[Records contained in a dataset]
=======

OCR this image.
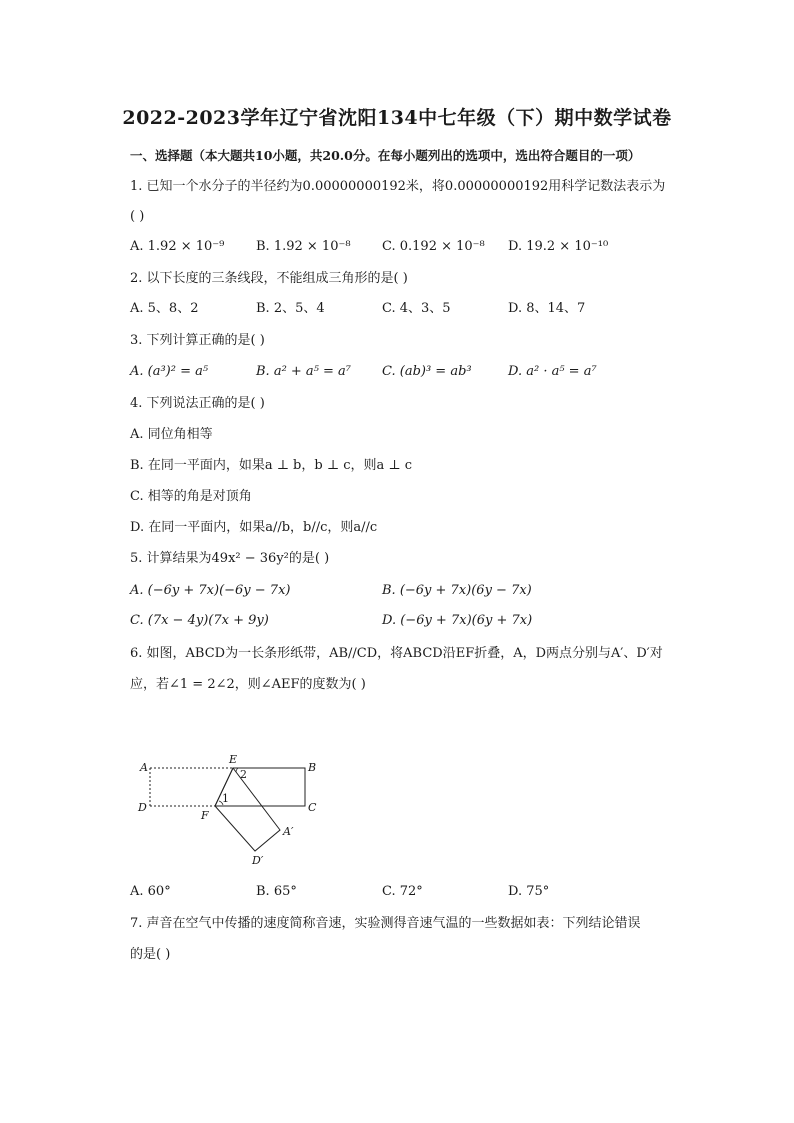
2022-2023学年辽宁省沈阳134中七年级（下）期中数学试卷
一、选择题（本大题共10小题，共20.0分。在每小题列出的选项中，选出符合题目的一项）
1. 已知一个水分子的半径约为0.00000000192米，将0.00000000192用科学记数法表示为
( )
A. 1.92 × 10⁻⁹ B. 1.92 × 10⁻⁸ C. 0.192 × 10⁻⁸ D. 19.2 × 10⁻¹⁰
2. 以下长度的三条线段，不能组成三角形的是( )
A. 5、8、2	B. 2、5、4	C. 4、3、5	D. 8、14、7
3. 下列计算正确的是( )
A. (a³)² = a⁵	B. a² + a⁵ = a⁷ C. (ab)³ = ab³	D. a² · a⁵ = a⁷
4. 下列说法正确的是( )
A. 同位角相等
B. 在同一平面内，如果a ⊥ b，b ⊥ c，则a ⊥ c
C. 相等的角是对顶角
D. 在同一平面内，如果a//b，b//c，则a//c
5. 计算结果为49x² − 36y²的是( )
A. (−6y + 7x)(−6y − 7x)	B. (−6y + 7x)(6y − 7x)
C. (7x − 4y)(7x + 9y)	D. (−6y + 7x)(6y + 7x)
6. 如图，ABCD为一长条形纸带，AB//CD，将ABCD沿EF折叠，A，D两点分别与A′、D′对
应，若∠1 = 2∠2，则∠AEF的度数为( )
A
E
2
B
D
1
C
F
A′
D′
A. 60°	B. 65°	C. 72°	D. 75°
7. 声音在空气中传播的速度简称音速，实验测得音速气温的一些数据如表：下列结论错误
的是( )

=======

- To be done
Filter the records above for lines containing the word "在同一平面内", and copy those lines.

- Exercise answer
B. 在同一平面内，如果a ⊥ b，b ⊥ c，则a ⊥ c
D. 在同一平面内，如果a//b，b//c，则a//c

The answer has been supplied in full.